(Data to process)
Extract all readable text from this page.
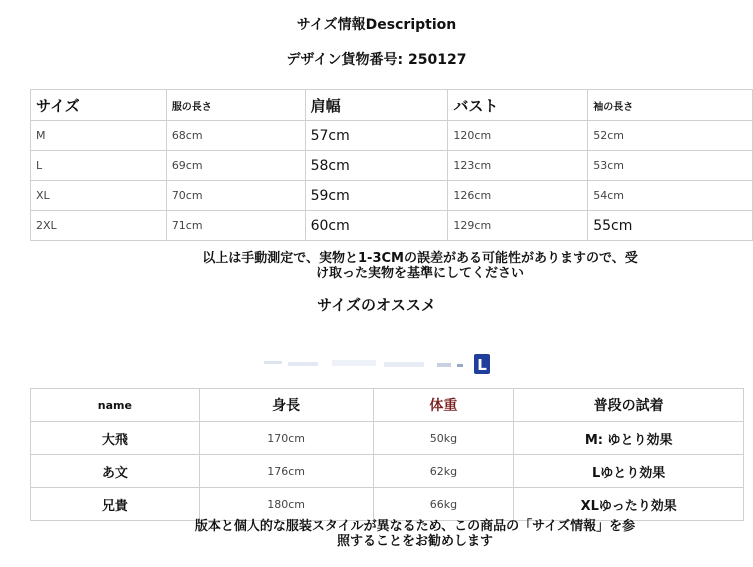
サイズ情報Description
デザイン貨物番号: 250127
サイズ	服の長さ	肩幅	バスト	袖の長さ
M	68cm	57cm	120cm	52cm
L	69cm	58cm	123cm	53cm
XL	70cm	59cm	126cm	54cm
2XL	71cm	60cm	129cm	55cm
以上は手動測定で、実物と1-3CMの誤差がある可能性がありますので、受け取った実物を基準にしてください
サイズのオススメ
L
name	身長	体重	普段の試着
大飛	170cm	50kg	M: ゆとり効果
あ文	176cm	62kg	Lゆとり効果
兄貴	180cm	66kg	XLゆったり効果
版本と個人的な服装スタイルが異なるため、この商品の「サイズ情報」を参照することをお勧めします
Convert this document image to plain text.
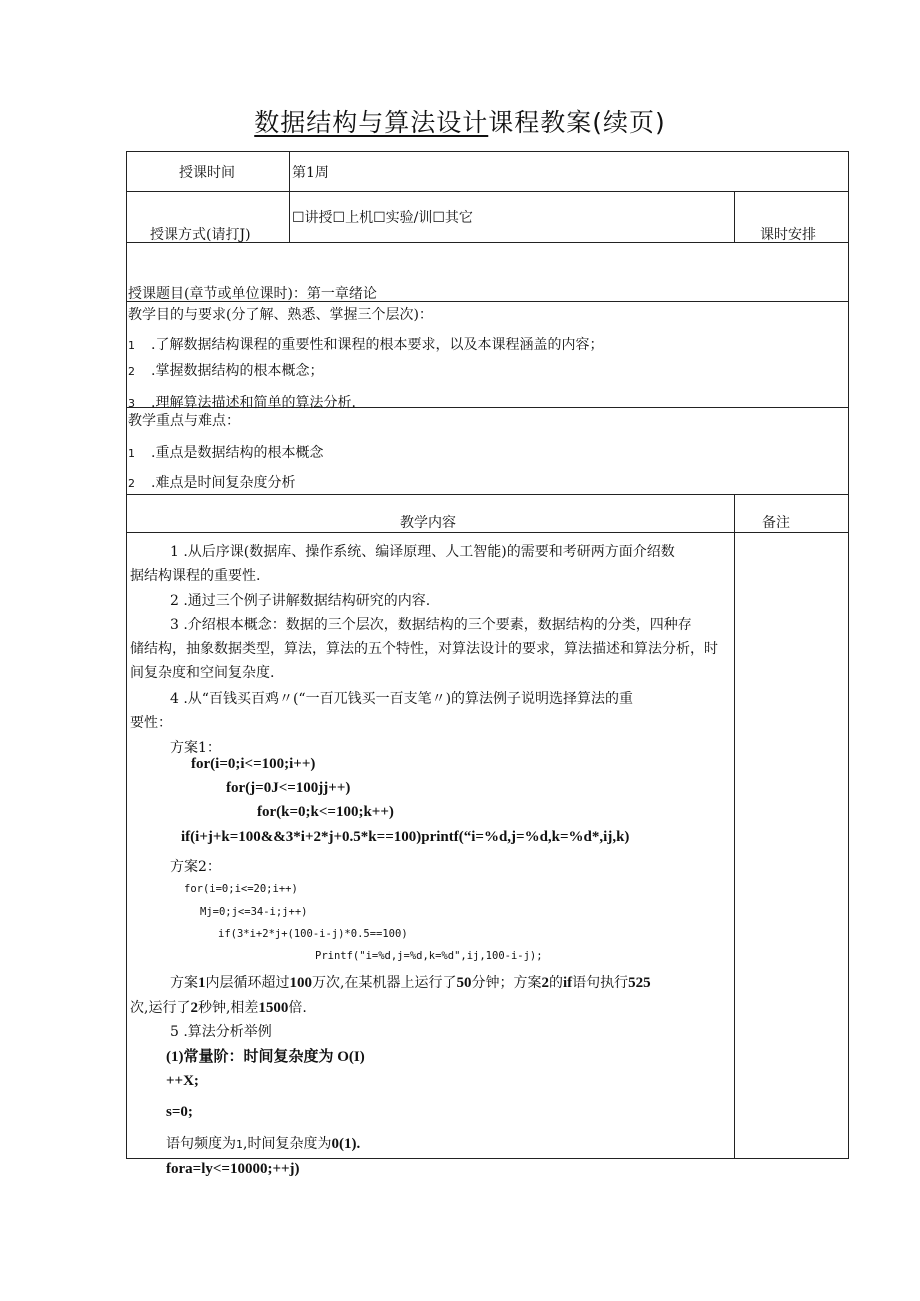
数据结构与算法设计课程教案(续页)
授课时间	第1周
授课方式(请打J)
☐讲授☐上机☐实验/训☐其它
课时安排
授课题目(章节或单位课时)：第一章绪论
教学目的与要求(分了解、熟悉、掌握三个层次)：
1 .了解数据结构课程的重要性和课程的根本要求，以及本课程涵盖的内容；
2 .掌握数据结构的根本概念；
3 .理解算法描述和简单的算法分析.
教学重点与难点：
1 .重点是数据结构的根本概念
2 .难点是时间复杂度分析
教学内容	备注
1 .从后序课(数据库、操作系统、编译原理、人工智能)的需要和考研两方面介绍数
据结构课程的重要性.
2 .通过三个例子讲解数据结构研究的内容.
3 .介绍根本概念：数据的三个层次，数据结构的三个要素，数据结构的分类，四种存
储结构，抽象数据类型，算法，算法的五个特性，对算法设计的要求，算法描述和算法分析，时
间复杂度和空间复杂度.
4 .从“百钱买百鸡〃(“一百兀钱买一百支笔〃)的算法例子说明选择算法的重
要性：
方案1：
for(i=0;i<=100;i++)
for(j=0J<=100jj++)
for(k=0;k<=100;k++)
if(i+j+k=100&&3*i+2*j+0.5*k==100)printf(“i=%d,j=%d,k=%d*,ij,k)
方案2：
for(i=0;i<=20;i++)
Mj=0;j<=34-i;j++)
if(3*i+2*j+(100-i-j)*0.5==100)
Printf("i=%d,j=%d,k=%d",ij,100-i-j);
方案1内层循环超过100万次,在某机器上运行了50分钟；方案2的if语句执行525
次,运行了2秒钟,相差1500倍.
5 .算法分析举例
(1)常量阶：时间复杂度为 O(I)
++X;
s=0;
语句频度为1,时间复杂度为0(1).
fora=ly<=10000;++j)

(Work instructions) Select and copy every line of the material that holds the string "this".

(Written solution)
Extract all readable text from this page.
Convert this document image to plain text.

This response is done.